=== SUPPLIED MATERIAL ===
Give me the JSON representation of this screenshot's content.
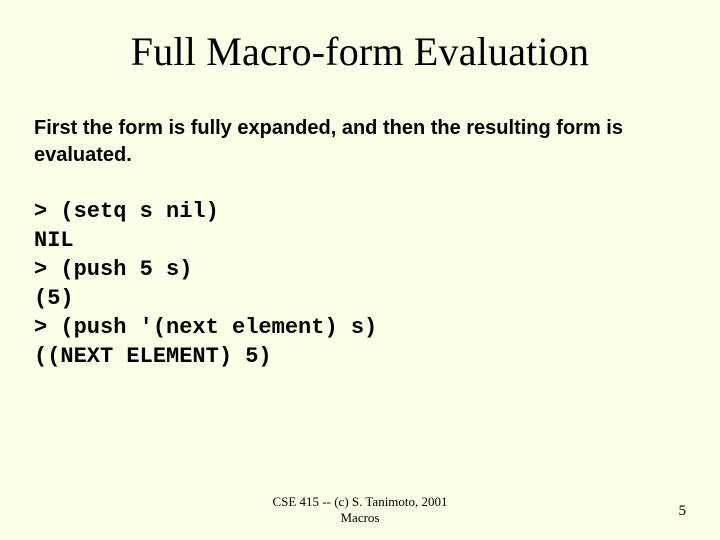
{
  "title": "Full Macro-form Evaluation",
  "subtitle": "First the form is fully expanded, and then the resulting form is evaluated.",
  "code": "> (setq s nil)\nNIL\n> (push 5 s)\n(5)\n> (push '(next element) s)\n((NEXT ELEMENT) 5)",
  "footer_line1": "CSE 415 -- (c) S. Tanimoto, 2001",
  "footer_line2": "Macros",
  "page_number": "5"
}
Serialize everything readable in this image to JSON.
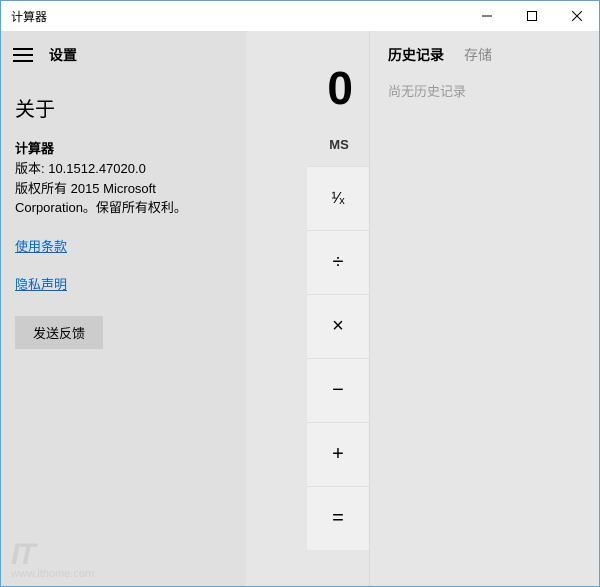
{
  "titlebar": {
    "title": "计算器"
  },
  "settings": {
    "header": "设置",
    "about": {
      "heading": "关于",
      "app_name": "计算器",
      "version_line": "版本: 10.1512.47020.0",
      "copyright_line1": "版权所有 2015 Microsoft",
      "copyright_line2": "Corporation。保留所有权利。",
      "terms_link": "使用条款",
      "privacy_link": "隐私声明",
      "feedback_button": "发送反馈"
    }
  },
  "calculator": {
    "display_value": "0",
    "memory_label": "MS",
    "ops": {
      "reciprocal": "¹⁄ₓ",
      "divide": "÷",
      "multiply": "×",
      "minus": "−",
      "plus": "+",
      "equals": "="
    }
  },
  "history": {
    "tab_history": "历史记录",
    "tab_memory": "存储",
    "empty_text": "尚无历史记录"
  },
  "watermark": {
    "logo": "IT",
    "url": "www.ithome.com"
  }
}
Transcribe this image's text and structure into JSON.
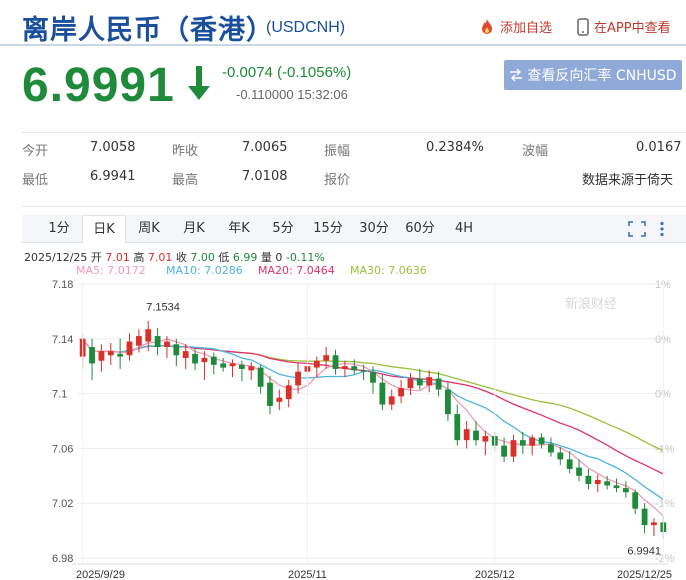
{
  "header": {
    "title": "离岸人民币（香港）",
    "symbol": "(USDCNH)",
    "add_favorite": "添加自选",
    "view_in_app": "在APP中查看"
  },
  "quote": {
    "price": "6.9991",
    "change": "-0.0074 (-0.1056%)",
    "change2": "-0.110000",
    "time": "15:32:06",
    "reverse_label": "查看反向汇率 CNHUSD"
  },
  "stats": {
    "open_label": "今开",
    "open": "7.0058",
    "prev_close_label": "昨收",
    "prev_close": "7.0065",
    "amplitude_label": "振幅",
    "amplitude": "0.2384%",
    "volatility_label": "波幅",
    "volatility": "0.0167",
    "low_label": "最低",
    "low": "6.9941",
    "high_label": "最高",
    "high": "7.0108",
    "quote_label": "报价",
    "source": "数据来源于倚天"
  },
  "tabs": [
    {
      "label": "1分",
      "active": false
    },
    {
      "label": "日K",
      "active": true
    },
    {
      "label": "周K",
      "active": false
    },
    {
      "label": "月K",
      "active": false
    },
    {
      "label": "年K",
      "active": false
    },
    {
      "label": "5分",
      "active": false
    },
    {
      "label": "15分",
      "active": false
    },
    {
      "label": "30分",
      "active": false
    },
    {
      "label": "60分",
      "active": false
    },
    {
      "label": "4H",
      "active": false
    }
  ],
  "ohlc": {
    "date": "2025/12/25",
    "open_label": "开",
    "open": "7.01",
    "high_label": "高",
    "high": "7.01",
    "close_label": "收",
    "close": "7.00",
    "low_label": "低",
    "low": "6.99",
    "volume_label": "量",
    "volume": "0",
    "pct": "-0.11%"
  },
  "ma": {
    "ma5": "MA5: 7.0172",
    "ma10": "MA10: 7.0286",
    "ma20": "MA20: 7.0464",
    "ma30": "MA30: 7.0636"
  },
  "colors": {
    "up": "#d9302a",
    "down": "#1f8a3a",
    "ma5": "#f39ab8",
    "ma10": "#4fb3e0",
    "ma20": "#e0336b",
    "ma30": "#9ac13b",
    "brand": "#1a4f9e"
  },
  "chart_data": {
    "type": "candlestick",
    "y_ticks": [
      "7.18",
      "7.14",
      "7.1",
      "7.06",
      "7.02",
      "6.98"
    ],
    "y_tick_values": [
      7.18,
      7.14,
      7.1,
      7.06,
      7.02,
      6.98
    ],
    "ylim": [
      6.98,
      7.18
    ],
    "right_ticks": [
      "1%",
      "0%",
      "0%",
      "-1%",
      "-1%",
      "-2%"
    ],
    "x_ticks": [
      {
        "label": "2025/9/29",
        "index": 0
      },
      {
        "label": "2025/11",
        "index": 24
      },
      {
        "label": "2025/12",
        "index": 44
      },
      {
        "label": "2025/12/25",
        "index": 62
      }
    ],
    "max_annotation": {
      "label": "7.1534",
      "index": 7,
      "value": 7.1534
    },
    "min_annotation": {
      "label": "6.9941",
      "index": 62,
      "value": 6.9941
    },
    "watermark": "新浪财经",
    "candles": [
      {
        "o": 7.127,
        "h": 7.143,
        "l": 7.118,
        "c": 7.14
      },
      {
        "o": 7.134,
        "h": 7.14,
        "l": 7.11,
        "c": 7.122
      },
      {
        "o": 7.124,
        "h": 7.136,
        "l": 7.116,
        "c": 7.131
      },
      {
        "o": 7.128,
        "h": 7.137,
        "l": 7.121,
        "c": 7.131
      },
      {
        "o": 7.129,
        "h": 7.14,
        "l": 7.118,
        "c": 7.127
      },
      {
        "o": 7.128,
        "h": 7.144,
        "l": 7.124,
        "c": 7.138
      },
      {
        "o": 7.135,
        "h": 7.147,
        "l": 7.13,
        "c": 7.142
      },
      {
        "o": 7.138,
        "h": 7.153,
        "l": 7.131,
        "c": 7.147
      },
      {
        "o": 7.142,
        "h": 7.148,
        "l": 7.128,
        "c": 7.134
      },
      {
        "o": 7.134,
        "h": 7.142,
        "l": 7.126,
        "c": 7.138
      },
      {
        "o": 7.136,
        "h": 7.14,
        "l": 7.12,
        "c": 7.128
      },
      {
        "o": 7.126,
        "h": 7.136,
        "l": 7.118,
        "c": 7.131
      },
      {
        "o": 7.129,
        "h": 7.133,
        "l": 7.117,
        "c": 7.122
      },
      {
        "o": 7.123,
        "h": 7.131,
        "l": 7.11,
        "c": 7.126
      },
      {
        "o": 7.127,
        "h": 7.13,
        "l": 7.114,
        "c": 7.121
      },
      {
        "o": 7.122,
        "h": 7.126,
        "l": 7.116,
        "c": 7.119
      },
      {
        "o": 7.12,
        "h": 7.125,
        "l": 7.112,
        "c": 7.122
      },
      {
        "o": 7.121,
        "h": 7.124,
        "l": 7.109,
        "c": 7.118
      },
      {
        "o": 7.117,
        "h": 7.123,
        "l": 7.11,
        "c": 7.12
      },
      {
        "o": 7.119,
        "h": 7.121,
        "l": 7.1,
        "c": 7.105
      },
      {
        "o": 7.108,
        "h": 7.113,
        "l": 7.085,
        "c": 7.091
      },
      {
        "o": 7.094,
        "h": 7.103,
        "l": 7.088,
        "c": 7.097
      },
      {
        "o": 7.096,
        "h": 7.11,
        "l": 7.09,
        "c": 7.106
      },
      {
        "o": 7.106,
        "h": 7.122,
        "l": 7.1,
        "c": 7.116
      },
      {
        "o": 7.116,
        "h": 7.127,
        "l": 7.108,
        "c": 7.12
      },
      {
        "o": 7.119,
        "h": 7.127,
        "l": 7.112,
        "c": 7.124
      },
      {
        "o": 7.124,
        "h": 7.134,
        "l": 7.118,
        "c": 7.128
      },
      {
        "o": 7.128,
        "h": 7.132,
        "l": 7.114,
        "c": 7.118
      },
      {
        "o": 7.118,
        "h": 7.124,
        "l": 7.112,
        "c": 7.12
      },
      {
        "o": 7.12,
        "h": 7.125,
        "l": 7.114,
        "c": 7.117
      },
      {
        "o": 7.117,
        "h": 7.121,
        "l": 7.11,
        "c": 7.116
      },
      {
        "o": 7.116,
        "h": 7.12,
        "l": 7.1,
        "c": 7.108
      },
      {
        "o": 7.108,
        "h": 7.114,
        "l": 7.088,
        "c": 7.092
      },
      {
        "o": 7.092,
        "h": 7.103,
        "l": 7.088,
        "c": 7.098
      },
      {
        "o": 7.098,
        "h": 7.11,
        "l": 7.093,
        "c": 7.104
      },
      {
        "o": 7.104,
        "h": 7.115,
        "l": 7.099,
        "c": 7.111
      },
      {
        "o": 7.111,
        "h": 7.118,
        "l": 7.103,
        "c": 7.106
      },
      {
        "o": 7.106,
        "h": 7.117,
        "l": 7.101,
        "c": 7.112
      },
      {
        "o": 7.111,
        "h": 7.116,
        "l": 7.098,
        "c": 7.103
      },
      {
        "o": 7.103,
        "h": 7.108,
        "l": 7.08,
        "c": 7.085
      },
      {
        "o": 7.085,
        "h": 7.092,
        "l": 7.062,
        "c": 7.066
      },
      {
        "o": 7.066,
        "h": 7.08,
        "l": 7.06,
        "c": 7.074
      },
      {
        "o": 7.073,
        "h": 7.08,
        "l": 7.062,
        "c": 7.066
      },
      {
        "o": 7.065,
        "h": 7.073,
        "l": 7.055,
        "c": 7.069
      },
      {
        "o": 7.069,
        "h": 7.072,
        "l": 7.058,
        "c": 7.062
      },
      {
        "o": 7.062,
        "h": 7.068,
        "l": 7.05,
        "c": 7.054
      },
      {
        "o": 7.054,
        "h": 7.07,
        "l": 7.05,
        "c": 7.066
      },
      {
        "o": 7.066,
        "h": 7.072,
        "l": 7.056,
        "c": 7.062
      },
      {
        "o": 7.062,
        "h": 7.07,
        "l": 7.055,
        "c": 7.068
      },
      {
        "o": 7.068,
        "h": 7.071,
        "l": 7.06,
        "c": 7.063
      },
      {
        "o": 7.063,
        "h": 7.068,
        "l": 7.054,
        "c": 7.057
      },
      {
        "o": 7.057,
        "h": 7.061,
        "l": 7.048,
        "c": 7.052
      },
      {
        "o": 7.052,
        "h": 7.058,
        "l": 7.042,
        "c": 7.045
      },
      {
        "o": 7.046,
        "h": 7.052,
        "l": 7.036,
        "c": 7.04
      },
      {
        "o": 7.04,
        "h": 7.045,
        "l": 7.03,
        "c": 7.034
      },
      {
        "o": 7.034,
        "h": 7.041,
        "l": 7.028,
        "c": 7.037
      },
      {
        "o": 7.036,
        "h": 7.04,
        "l": 7.03,
        "c": 7.033
      },
      {
        "o": 7.033,
        "h": 7.038,
        "l": 7.028,
        "c": 7.031
      },
      {
        "o": 7.031,
        "h": 7.036,
        "l": 7.024,
        "c": 7.028
      },
      {
        "o": 7.028,
        "h": 7.03,
        "l": 7.012,
        "c": 7.016
      },
      {
        "o": 7.016,
        "h": 7.02,
        "l": 6.998,
        "c": 7.004
      },
      {
        "o": 7.004,
        "h": 7.009,
        "l": 6.996,
        "c": 7.006
      },
      {
        "o": 7.006,
        "h": 7.011,
        "l": 6.994,
        "c": 6.999
      }
    ]
  }
}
===
Identify every line above that includes the word "form", and show those lines.

#### [OUTPUT OF THE TASK]
  "title": "Full Macro-form Evaluation",
  "subtitle": "First the form is fully expanded, and then the resulting form is evaluated.",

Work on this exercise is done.